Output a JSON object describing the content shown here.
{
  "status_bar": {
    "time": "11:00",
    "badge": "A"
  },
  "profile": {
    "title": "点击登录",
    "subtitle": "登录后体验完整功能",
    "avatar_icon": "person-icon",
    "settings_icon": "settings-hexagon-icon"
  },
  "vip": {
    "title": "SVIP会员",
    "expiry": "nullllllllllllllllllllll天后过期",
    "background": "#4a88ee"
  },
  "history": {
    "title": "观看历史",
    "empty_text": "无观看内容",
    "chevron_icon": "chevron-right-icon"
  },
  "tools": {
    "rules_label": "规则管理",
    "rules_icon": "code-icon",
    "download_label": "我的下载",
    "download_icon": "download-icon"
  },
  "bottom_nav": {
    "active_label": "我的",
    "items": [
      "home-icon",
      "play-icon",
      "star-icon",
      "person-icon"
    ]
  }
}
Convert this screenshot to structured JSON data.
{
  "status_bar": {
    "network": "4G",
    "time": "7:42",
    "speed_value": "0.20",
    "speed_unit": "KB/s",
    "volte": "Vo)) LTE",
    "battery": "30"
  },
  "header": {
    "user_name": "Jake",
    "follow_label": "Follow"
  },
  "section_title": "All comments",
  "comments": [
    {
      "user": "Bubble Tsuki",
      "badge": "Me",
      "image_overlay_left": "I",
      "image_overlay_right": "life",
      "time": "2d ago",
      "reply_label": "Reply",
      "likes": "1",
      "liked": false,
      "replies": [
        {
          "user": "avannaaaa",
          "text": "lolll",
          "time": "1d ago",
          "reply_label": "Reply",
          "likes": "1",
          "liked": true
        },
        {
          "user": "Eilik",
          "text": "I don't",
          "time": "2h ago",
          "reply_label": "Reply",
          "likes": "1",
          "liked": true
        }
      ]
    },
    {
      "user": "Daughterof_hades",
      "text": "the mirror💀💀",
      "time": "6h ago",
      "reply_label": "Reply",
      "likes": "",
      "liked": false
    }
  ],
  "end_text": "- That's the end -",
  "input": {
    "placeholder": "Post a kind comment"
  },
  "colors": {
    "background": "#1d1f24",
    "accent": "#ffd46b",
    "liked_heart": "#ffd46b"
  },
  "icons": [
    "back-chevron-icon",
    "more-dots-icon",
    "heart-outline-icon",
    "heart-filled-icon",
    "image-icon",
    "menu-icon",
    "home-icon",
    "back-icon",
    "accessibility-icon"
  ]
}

|---|

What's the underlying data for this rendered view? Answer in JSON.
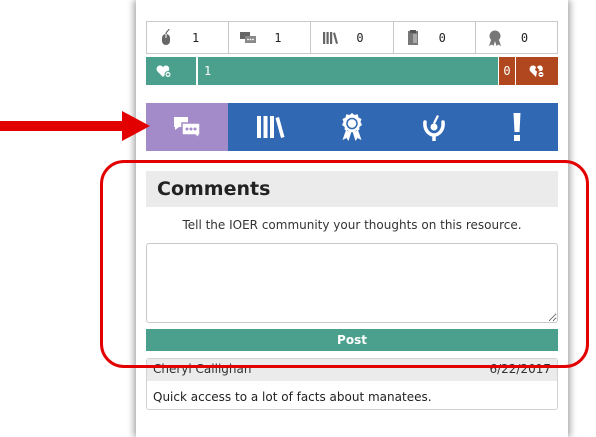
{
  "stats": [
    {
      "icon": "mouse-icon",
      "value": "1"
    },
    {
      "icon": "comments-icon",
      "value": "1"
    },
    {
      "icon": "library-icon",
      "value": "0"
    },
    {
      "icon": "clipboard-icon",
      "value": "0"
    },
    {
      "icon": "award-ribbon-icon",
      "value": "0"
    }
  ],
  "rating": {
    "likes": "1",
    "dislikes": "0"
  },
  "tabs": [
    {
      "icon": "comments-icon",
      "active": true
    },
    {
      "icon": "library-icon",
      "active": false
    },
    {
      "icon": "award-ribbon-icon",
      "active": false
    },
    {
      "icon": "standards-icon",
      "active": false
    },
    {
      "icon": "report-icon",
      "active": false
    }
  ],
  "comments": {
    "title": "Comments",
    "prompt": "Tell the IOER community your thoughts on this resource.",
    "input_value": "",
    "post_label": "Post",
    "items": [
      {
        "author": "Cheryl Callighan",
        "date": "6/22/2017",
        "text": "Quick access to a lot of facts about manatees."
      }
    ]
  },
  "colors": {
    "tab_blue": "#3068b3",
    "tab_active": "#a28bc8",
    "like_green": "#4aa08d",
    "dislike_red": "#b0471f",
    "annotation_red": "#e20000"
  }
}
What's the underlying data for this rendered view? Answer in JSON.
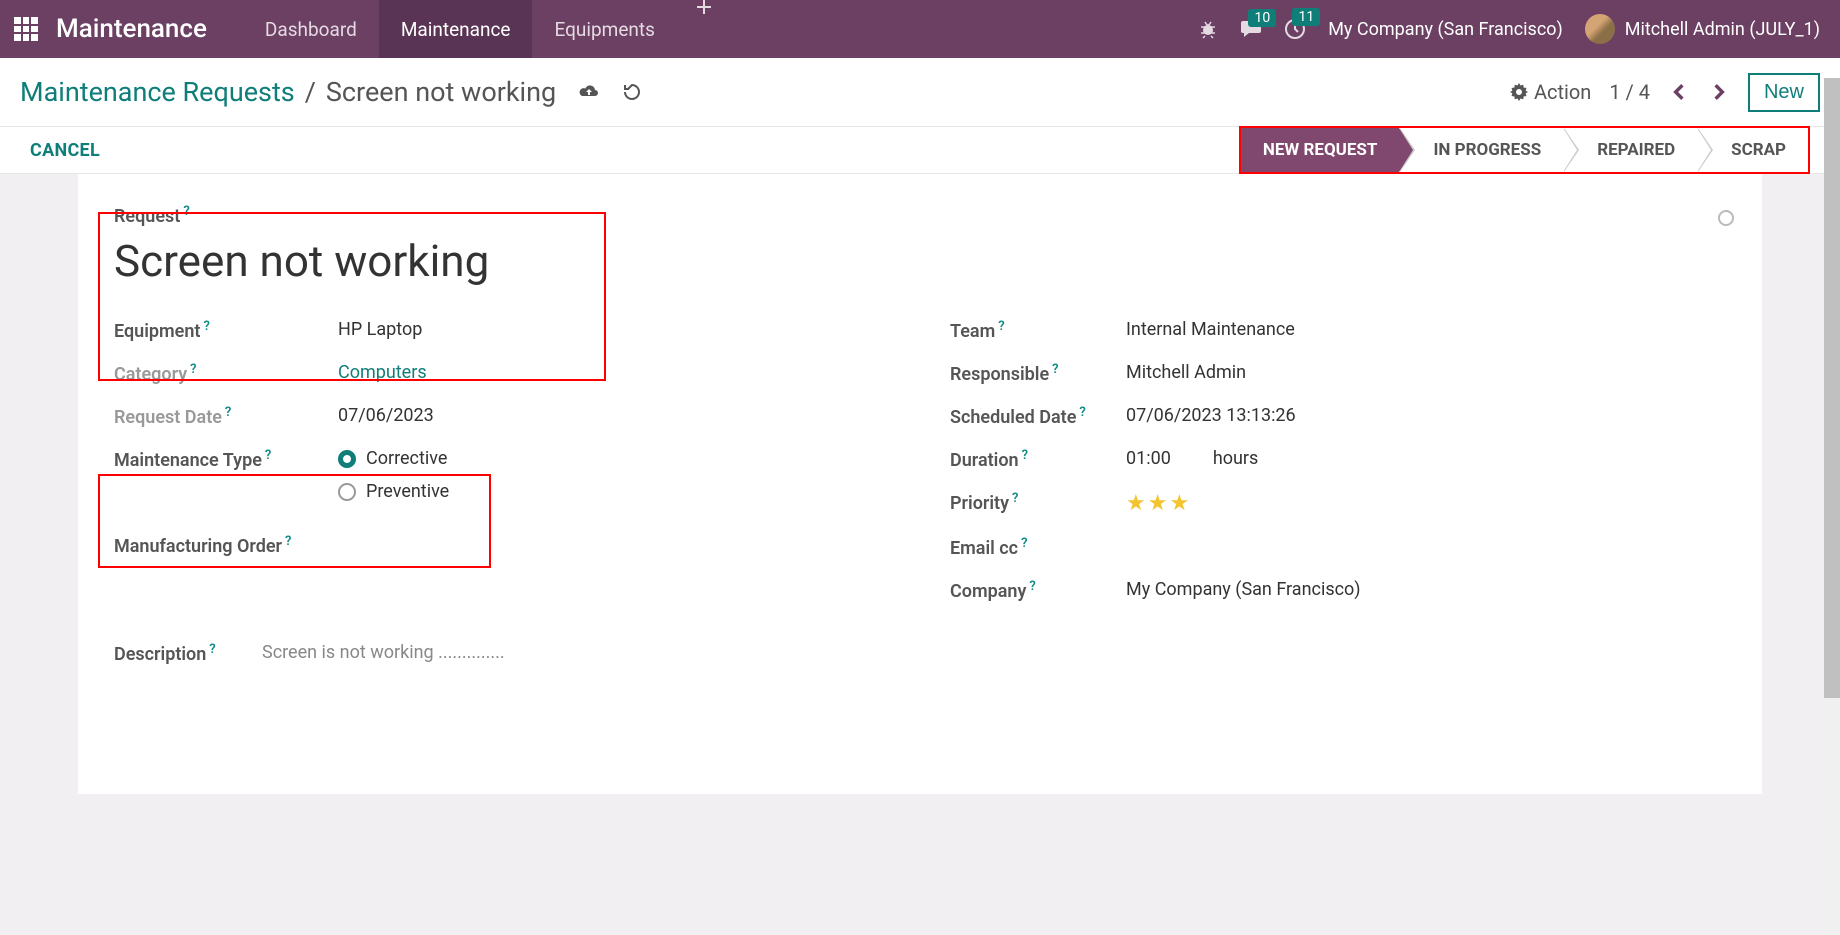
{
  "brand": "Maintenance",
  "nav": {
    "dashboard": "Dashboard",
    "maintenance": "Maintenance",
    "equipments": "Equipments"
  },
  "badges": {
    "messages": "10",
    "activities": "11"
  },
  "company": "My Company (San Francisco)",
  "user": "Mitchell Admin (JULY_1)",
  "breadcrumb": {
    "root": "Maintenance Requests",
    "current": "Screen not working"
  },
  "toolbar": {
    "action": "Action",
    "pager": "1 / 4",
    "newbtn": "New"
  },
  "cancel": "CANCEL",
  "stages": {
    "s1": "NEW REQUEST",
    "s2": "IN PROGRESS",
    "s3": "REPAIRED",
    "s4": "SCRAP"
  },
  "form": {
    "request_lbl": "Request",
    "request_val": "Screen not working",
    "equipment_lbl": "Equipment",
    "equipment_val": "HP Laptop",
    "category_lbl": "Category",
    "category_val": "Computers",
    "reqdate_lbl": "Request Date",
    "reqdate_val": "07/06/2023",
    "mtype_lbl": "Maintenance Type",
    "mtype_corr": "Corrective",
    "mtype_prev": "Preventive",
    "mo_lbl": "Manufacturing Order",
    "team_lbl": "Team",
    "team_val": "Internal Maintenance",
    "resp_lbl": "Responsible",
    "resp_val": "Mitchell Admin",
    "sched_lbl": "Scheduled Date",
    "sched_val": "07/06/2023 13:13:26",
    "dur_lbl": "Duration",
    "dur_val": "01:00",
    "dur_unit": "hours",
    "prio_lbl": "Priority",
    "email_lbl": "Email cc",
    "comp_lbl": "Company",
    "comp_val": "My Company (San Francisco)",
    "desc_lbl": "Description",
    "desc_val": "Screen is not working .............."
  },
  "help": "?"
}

|---|

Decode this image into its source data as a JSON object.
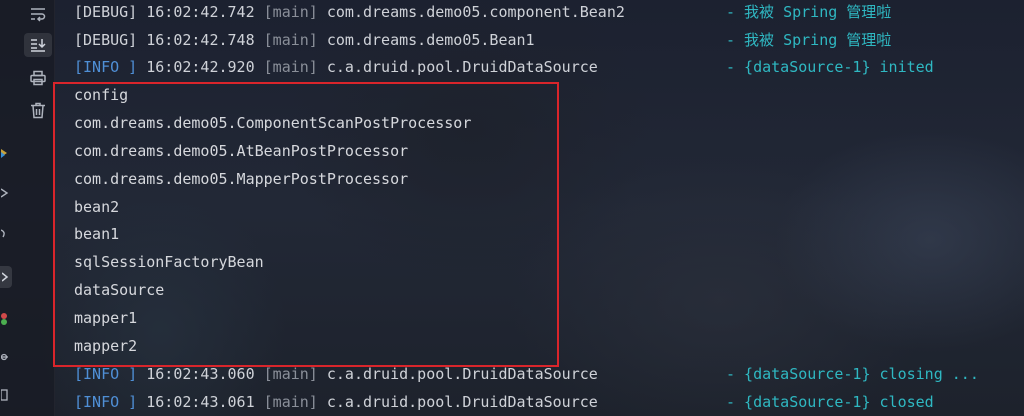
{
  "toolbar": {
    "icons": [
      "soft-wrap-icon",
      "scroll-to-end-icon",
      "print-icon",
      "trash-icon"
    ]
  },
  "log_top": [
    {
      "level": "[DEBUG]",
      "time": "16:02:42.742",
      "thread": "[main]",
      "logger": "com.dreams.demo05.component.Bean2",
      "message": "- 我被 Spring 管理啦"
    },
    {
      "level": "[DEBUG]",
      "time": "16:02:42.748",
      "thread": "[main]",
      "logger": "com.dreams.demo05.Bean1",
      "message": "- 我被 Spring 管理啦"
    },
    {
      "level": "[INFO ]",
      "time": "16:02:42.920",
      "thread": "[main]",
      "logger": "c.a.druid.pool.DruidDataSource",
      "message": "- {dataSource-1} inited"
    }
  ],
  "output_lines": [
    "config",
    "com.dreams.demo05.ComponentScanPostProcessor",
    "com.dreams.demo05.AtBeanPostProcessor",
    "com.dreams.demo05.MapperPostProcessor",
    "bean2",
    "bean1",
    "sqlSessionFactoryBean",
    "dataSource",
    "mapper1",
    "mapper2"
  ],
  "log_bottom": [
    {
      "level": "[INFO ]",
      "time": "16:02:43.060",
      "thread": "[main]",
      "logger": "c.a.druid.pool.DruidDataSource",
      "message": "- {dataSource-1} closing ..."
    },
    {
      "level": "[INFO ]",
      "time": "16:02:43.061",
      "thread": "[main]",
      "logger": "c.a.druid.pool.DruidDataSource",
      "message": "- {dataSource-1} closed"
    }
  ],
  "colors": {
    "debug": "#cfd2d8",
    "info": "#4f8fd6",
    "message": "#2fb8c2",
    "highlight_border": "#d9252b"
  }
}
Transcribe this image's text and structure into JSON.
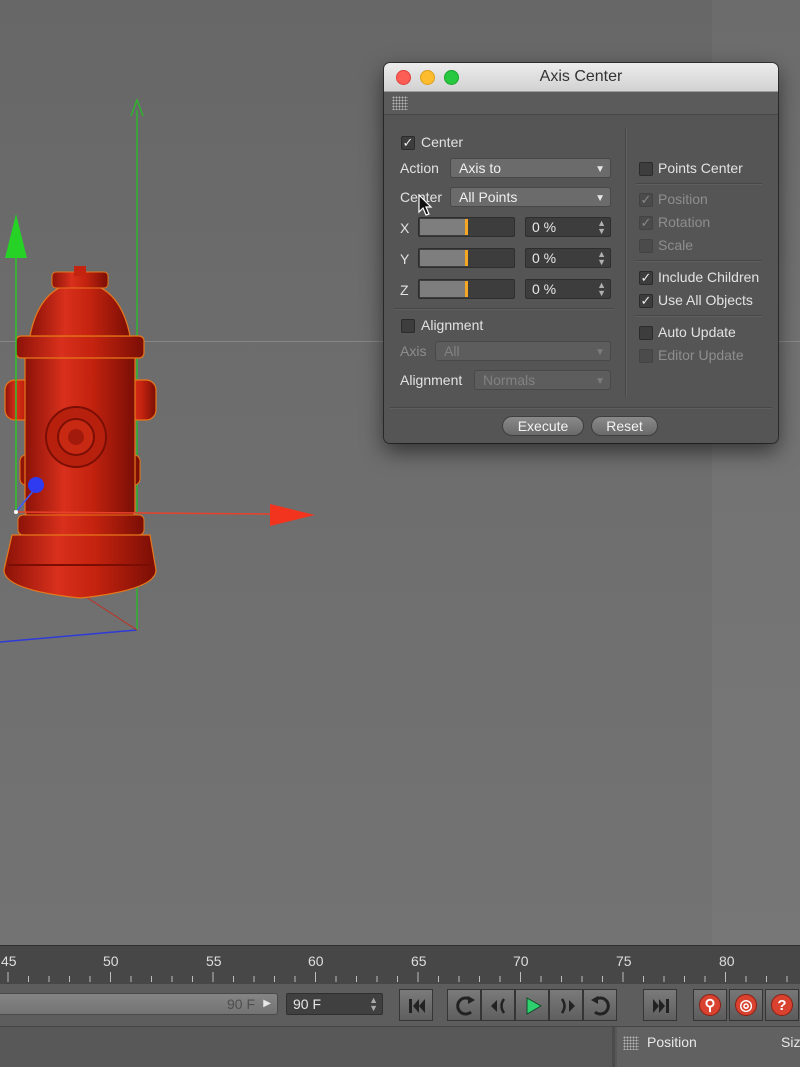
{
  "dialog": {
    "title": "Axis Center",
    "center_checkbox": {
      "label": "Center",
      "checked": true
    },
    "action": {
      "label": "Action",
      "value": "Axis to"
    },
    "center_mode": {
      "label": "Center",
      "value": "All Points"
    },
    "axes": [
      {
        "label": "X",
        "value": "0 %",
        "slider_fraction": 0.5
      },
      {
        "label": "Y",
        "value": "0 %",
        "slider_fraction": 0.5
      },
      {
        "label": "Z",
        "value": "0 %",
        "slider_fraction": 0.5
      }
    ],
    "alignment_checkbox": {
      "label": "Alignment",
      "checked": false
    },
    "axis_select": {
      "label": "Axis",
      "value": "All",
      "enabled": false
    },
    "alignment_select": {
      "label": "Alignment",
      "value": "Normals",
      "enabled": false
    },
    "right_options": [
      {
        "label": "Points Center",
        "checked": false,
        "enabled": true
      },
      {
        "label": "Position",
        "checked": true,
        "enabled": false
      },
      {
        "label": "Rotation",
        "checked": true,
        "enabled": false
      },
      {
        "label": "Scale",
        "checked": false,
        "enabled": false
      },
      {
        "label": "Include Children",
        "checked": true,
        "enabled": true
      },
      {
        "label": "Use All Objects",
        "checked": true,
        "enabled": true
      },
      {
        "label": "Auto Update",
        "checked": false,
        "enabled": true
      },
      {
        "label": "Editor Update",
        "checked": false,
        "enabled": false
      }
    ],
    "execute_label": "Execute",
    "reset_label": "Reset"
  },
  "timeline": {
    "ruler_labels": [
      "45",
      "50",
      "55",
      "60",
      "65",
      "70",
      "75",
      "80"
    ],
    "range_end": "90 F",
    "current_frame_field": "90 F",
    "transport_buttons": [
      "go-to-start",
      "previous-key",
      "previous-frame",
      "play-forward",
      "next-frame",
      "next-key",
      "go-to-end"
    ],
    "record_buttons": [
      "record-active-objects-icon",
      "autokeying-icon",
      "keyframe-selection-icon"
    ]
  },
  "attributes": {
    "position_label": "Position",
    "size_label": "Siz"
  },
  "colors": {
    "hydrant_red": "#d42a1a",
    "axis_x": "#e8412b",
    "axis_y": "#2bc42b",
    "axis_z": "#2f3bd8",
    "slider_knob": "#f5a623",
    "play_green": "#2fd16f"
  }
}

|---|

» What you should do:
Filter lines by "dreams" and return each hit.

» Written solution:
      "logger": "com.dreams.demo05.component.Bean2",
      "logger": "com.dreams.demo05.Bean1",
    "com.dreams.demo05.ComponentScanPostProcessor",
    "com.dreams.demo05.AtBeanPostProcessor",
    "com.dreams.demo05.MapperPostProcessor",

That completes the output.